---- DATA ROWS
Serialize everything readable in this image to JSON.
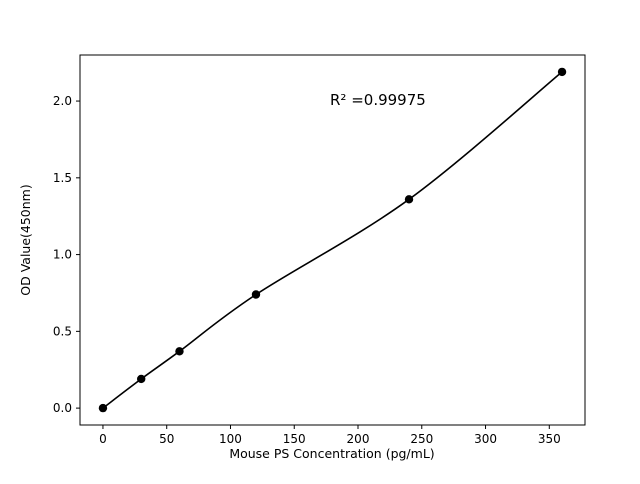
{
  "figure": {
    "background": "#ffffff"
  },
  "chart_data": {
    "type": "scatter",
    "title": "",
    "xlabel": "Mouse PS Concentration (pg/mL)",
    "ylabel": "OD Value(450nm)",
    "annotation": "R² =0.99975",
    "x": [
      0,
      30,
      60,
      120,
      240,
      360
    ],
    "y": [
      0.0,
      0.19,
      0.37,
      0.74,
      1.36,
      2.19
    ],
    "fit_line": true,
    "marker_color": "#000000",
    "line_color": "#000000",
    "xlim": [
      -18,
      378
    ],
    "ylim": [
      -0.11,
      2.3
    ],
    "xticks": [
      0,
      50,
      100,
      150,
      200,
      250,
      300,
      350
    ],
    "yticks": [
      0.0,
      0.5,
      1.0,
      1.5,
      2.0
    ],
    "grid": false,
    "legend": false
  }
}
--------
PROBLEM TO SOLVE:
Above are records to transcribe exactly; leave their pictures out.

ANSWER FOR THIS EXERCISE:
Serialize everything readable in this image to JSON.
{
  "figure": {
    "background": "#ffffff"
  },
  "chart_data": {
    "type": "scatter",
    "title": "",
    "xlabel": "Mouse PS Concentration (pg/mL)",
    "ylabel": "OD Value(450nm)",
    "annotation": "R² =0.99975",
    "x": [
      0,
      30,
      60,
      120,
      240,
      360
    ],
    "y": [
      0.0,
      0.19,
      0.37,
      0.74,
      1.36,
      2.19
    ],
    "fit_line": true,
    "marker_color": "#000000",
    "line_color": "#000000",
    "xlim": [
      -18,
      378
    ],
    "ylim": [
      -0.11,
      2.3
    ],
    "xticks": [
      0,
      50,
      100,
      150,
      200,
      250,
      300,
      350
    ],
    "yticks": [
      0.0,
      0.5,
      1.0,
      1.5,
      2.0
    ],
    "grid": false,
    "legend": false
  }
}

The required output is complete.